Problem description:
From the entries provided below, copy each line that contains the word "false".

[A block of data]
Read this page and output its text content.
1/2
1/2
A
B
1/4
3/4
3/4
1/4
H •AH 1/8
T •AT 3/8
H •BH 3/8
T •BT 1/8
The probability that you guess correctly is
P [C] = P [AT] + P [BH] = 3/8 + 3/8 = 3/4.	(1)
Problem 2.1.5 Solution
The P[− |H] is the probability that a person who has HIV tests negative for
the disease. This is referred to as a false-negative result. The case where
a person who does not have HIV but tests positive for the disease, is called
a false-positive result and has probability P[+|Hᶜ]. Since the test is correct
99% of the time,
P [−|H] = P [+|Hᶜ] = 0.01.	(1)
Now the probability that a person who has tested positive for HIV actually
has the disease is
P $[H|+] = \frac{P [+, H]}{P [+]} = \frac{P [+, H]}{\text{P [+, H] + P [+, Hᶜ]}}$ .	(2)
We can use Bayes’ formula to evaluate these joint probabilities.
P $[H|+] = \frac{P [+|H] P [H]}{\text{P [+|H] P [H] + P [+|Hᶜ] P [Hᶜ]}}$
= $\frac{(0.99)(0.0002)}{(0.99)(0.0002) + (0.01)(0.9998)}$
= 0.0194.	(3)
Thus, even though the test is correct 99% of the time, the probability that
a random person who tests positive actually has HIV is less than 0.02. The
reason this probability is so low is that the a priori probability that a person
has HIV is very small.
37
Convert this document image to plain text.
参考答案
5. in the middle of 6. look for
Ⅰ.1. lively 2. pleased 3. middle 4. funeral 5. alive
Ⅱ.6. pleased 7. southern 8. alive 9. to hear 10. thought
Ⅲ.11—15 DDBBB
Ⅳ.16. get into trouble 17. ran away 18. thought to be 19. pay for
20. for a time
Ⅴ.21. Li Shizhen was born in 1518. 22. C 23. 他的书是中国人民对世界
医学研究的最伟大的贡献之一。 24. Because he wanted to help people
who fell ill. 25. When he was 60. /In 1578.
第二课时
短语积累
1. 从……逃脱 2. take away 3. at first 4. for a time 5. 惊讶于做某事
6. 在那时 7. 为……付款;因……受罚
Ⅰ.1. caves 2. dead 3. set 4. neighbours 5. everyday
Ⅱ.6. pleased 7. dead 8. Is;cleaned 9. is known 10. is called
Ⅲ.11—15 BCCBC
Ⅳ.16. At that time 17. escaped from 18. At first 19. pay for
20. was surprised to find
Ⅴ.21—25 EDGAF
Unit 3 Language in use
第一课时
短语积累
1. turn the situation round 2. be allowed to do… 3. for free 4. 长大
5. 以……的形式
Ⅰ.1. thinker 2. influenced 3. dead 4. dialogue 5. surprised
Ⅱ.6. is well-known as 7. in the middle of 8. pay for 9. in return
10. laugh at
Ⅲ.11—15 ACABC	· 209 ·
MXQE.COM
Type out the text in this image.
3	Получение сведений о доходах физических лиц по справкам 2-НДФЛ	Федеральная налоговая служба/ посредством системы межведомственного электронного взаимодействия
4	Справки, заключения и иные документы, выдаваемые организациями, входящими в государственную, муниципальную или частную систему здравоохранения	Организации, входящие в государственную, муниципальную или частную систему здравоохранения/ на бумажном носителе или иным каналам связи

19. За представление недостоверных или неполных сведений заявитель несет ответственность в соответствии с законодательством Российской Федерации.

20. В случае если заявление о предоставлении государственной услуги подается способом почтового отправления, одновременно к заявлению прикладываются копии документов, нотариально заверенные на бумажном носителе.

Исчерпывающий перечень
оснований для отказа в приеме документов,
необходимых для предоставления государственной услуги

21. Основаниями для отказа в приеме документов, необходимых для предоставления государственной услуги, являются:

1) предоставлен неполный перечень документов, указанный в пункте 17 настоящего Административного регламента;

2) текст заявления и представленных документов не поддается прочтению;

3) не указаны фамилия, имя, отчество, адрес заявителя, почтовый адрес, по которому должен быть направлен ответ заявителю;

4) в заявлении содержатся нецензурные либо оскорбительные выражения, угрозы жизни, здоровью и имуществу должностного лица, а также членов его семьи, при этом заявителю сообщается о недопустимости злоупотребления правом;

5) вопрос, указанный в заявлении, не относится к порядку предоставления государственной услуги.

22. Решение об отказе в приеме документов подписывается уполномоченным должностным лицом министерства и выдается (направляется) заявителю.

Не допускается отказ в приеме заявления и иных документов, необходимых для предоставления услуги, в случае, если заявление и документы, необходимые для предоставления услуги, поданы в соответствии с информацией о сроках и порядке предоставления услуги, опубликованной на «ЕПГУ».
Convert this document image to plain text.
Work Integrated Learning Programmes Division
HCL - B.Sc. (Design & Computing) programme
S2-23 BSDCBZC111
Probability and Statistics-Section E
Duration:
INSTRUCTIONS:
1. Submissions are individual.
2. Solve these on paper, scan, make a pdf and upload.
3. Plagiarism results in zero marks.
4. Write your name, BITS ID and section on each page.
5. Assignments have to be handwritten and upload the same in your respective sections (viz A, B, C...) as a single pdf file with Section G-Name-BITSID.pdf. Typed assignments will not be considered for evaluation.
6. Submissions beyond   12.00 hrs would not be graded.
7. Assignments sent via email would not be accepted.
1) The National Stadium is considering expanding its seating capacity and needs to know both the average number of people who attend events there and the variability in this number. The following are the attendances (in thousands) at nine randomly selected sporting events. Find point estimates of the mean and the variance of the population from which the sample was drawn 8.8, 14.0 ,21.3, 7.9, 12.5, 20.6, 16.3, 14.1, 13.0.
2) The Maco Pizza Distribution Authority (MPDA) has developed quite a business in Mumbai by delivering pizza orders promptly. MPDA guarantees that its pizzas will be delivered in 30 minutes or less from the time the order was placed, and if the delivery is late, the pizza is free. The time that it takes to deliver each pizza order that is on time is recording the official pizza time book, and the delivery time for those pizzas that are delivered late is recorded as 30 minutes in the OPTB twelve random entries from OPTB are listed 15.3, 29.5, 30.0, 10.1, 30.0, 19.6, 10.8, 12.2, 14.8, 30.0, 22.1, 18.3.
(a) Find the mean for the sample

Exercise output:
the disease. This is referred to as a false-negative result. The case where
a false-positive result and has probability P[+|Hᶜ]. Since the test is correct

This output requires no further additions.